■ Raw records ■
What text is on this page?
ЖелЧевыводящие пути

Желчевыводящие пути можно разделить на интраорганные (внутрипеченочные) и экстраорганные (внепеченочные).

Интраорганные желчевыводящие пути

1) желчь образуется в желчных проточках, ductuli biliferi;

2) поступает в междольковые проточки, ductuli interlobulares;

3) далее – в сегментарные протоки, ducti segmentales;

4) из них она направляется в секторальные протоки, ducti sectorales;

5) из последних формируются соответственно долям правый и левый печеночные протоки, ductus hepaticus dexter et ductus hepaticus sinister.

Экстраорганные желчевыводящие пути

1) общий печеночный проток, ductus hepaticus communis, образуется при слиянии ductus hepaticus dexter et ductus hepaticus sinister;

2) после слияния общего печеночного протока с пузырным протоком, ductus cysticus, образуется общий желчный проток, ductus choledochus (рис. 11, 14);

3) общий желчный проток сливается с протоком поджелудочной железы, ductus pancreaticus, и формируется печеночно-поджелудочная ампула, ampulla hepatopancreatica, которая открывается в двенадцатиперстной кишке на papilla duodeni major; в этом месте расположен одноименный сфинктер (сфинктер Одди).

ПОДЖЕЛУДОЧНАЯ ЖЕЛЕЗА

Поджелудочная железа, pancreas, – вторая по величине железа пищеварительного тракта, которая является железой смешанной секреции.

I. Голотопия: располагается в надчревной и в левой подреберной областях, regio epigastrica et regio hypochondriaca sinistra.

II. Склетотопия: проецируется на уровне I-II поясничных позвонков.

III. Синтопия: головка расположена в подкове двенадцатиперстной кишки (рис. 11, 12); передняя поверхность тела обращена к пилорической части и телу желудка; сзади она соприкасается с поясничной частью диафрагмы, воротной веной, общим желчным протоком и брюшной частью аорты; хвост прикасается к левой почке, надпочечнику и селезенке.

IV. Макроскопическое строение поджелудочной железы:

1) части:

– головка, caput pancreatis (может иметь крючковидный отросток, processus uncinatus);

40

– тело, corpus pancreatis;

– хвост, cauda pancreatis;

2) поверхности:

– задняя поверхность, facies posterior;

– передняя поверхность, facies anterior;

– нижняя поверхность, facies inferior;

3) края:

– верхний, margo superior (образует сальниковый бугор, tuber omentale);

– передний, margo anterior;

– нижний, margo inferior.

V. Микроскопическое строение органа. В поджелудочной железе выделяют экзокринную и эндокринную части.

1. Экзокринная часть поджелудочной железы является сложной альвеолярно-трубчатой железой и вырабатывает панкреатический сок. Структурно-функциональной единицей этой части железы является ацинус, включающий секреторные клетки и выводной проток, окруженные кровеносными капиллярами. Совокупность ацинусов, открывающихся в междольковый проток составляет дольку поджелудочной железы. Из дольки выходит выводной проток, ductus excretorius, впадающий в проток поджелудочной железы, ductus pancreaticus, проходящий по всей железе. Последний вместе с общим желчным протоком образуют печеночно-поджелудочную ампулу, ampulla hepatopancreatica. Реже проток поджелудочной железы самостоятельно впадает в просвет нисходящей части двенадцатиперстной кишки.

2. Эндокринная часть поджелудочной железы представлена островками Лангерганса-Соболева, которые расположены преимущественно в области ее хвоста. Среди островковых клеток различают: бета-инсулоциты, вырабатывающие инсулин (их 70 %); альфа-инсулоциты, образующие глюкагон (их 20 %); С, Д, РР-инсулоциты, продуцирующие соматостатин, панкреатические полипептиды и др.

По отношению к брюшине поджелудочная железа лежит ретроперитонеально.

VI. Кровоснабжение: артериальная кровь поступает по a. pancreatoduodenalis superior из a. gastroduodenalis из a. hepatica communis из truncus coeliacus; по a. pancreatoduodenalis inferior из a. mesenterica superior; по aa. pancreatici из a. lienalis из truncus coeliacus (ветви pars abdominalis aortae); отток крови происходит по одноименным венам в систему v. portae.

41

■ STATED GOAL ■
Repeat the records above in full, character for character.

■ RESPONSE TO THIS EXERCISE ■
What text is on this page?
ЖелЧевыводящие пути

Желчевыводящие пути можно разделить на интраорганные (внутрипеченочные) и экстраорганные (внепеченочные).

Интраорганные желчевыводящие пути

1) желчь образуется в желчных проточках, ductuli biliferi;

2) поступает в междольковые проточки, ductuli interlobulares;

3) далее – в сегментарные протоки, ducti segmentales;

4) из них она направляется в секторальные протоки, ducti sectorales;

5) из последних формируются соответственно долям правый и левый печеночные протоки, ductus hepaticus dexter et ductus hepaticus sinister.

Экстраорганные желчевыводящие пути

1) общий печеночный проток, ductus hepaticus communis, образуется при слиянии ductus hepaticus dexter et ductus hepaticus sinister;

2) после слияния общего печеночного протока с пузырным протоком, ductus cysticus, образуется общий желчный проток, ductus choledochus (рис. 11, 14);

3) общий желчный проток сливается с протоком поджелудочной железы, ductus pancreaticus, и формируется печеночно-поджелудочная ампула, ampulla hepatopancreatica, которая открывается в двенадцатиперстной кишке на papilla duodeni major; в этом месте расположен одноименный сфинктер (сфинктер Одди).

ПОДЖЕЛУДОЧНАЯ ЖЕЛЕЗА

Поджелудочная железа, pancreas, – вторая по величине железа пищеварительного тракта, которая является железой смешанной секреции.

I. Голотопия: располагается в надчревной и в левой подреберной областях, regio epigastrica et regio hypochondriaca sinistra.

II. Склетотопия: проецируется на уровне I-II поясничных позвонков.

III. Синтопия: головка расположена в подкове двенадцатиперстной кишки (рис. 11, 12); передняя поверхность тела обращена к пилорической части и телу желудка; сзади она соприкасается с поясничной частью диафрагмы, воротной веной, общим желчным протоком и брюшной частью аорты; хвост прикасается к левой почке, надпочечнику и селезенке.

IV. Макроскопическое строение поджелудочной железы:

1) части:

– головка, caput pancreatis (может иметь крючковидный отросток, processus uncinatus);

40

– тело, corpus pancreatis;

– хвост, cauda pancreatis;

2) поверхности:

– задняя поверхность, facies posterior;

– передняя поверхность, facies anterior;

– нижняя поверхность, facies inferior;

3) края:

– верхний, margo superior (образует сальниковый бугор, tuber omentale);

– передний, margo anterior;

– нижний, margo inferior.

V. Микроскопическое строение органа. В поджелудочной железе выделяют экзокринную и эндокринную части.

1. Экзокринная часть поджелудочной железы является сложной альвеолярно-трубчатой железой и вырабатывает панкреатический сок. Структурно-функциональной единицей этой части железы является ацинус, включающий секреторные клетки и выводной проток, окруженные кровеносными капиллярами. Совокупность ацинусов, открывающихся в междольковый проток составляет дольку поджелудочной железы. Из дольки выходит выводной проток, ductus excretorius, впадающий в проток поджелудочной железы, ductus pancreaticus, проходящий по всей железе. Последний вместе с общим желчным протоком образуют печеночно-поджелудочную ампулу, ampulla hepatopancreatica. Реже проток поджелудочной железы самостоятельно впадает в просвет нисходящей части двенадцатиперстной кишки.

2. Эндокринная часть поджелудочной железы представлена островками Лангерганса-Соболева, которые расположены преимущественно в области ее хвоста. Среди островковых клеток различают: бета-инсулоциты, вырабатывающие инсулин (их 70 %); альфа-инсулоциты, образующие глюкагон (их 20 %); С, Д, РР-инсулоциты, продуцирующие соматостатин, панкреатические полипептиды и др.

По отношению к брюшине поджелудочная железа лежит ретроперитонеально.

VI. Кровоснабжение: артериальная кровь поступает по a. pancreatoduodenalis superior из a. gastroduodenalis из a. hepatica communis из truncus coeliacus; по a. pancreatoduodenalis inferior из a. mesenterica superior; по aa. pancreatici из a. lienalis из truncus coeliacus (ветви pars abdominalis aortae); отток крови происходит по одноименным венам в систему v. portae.

41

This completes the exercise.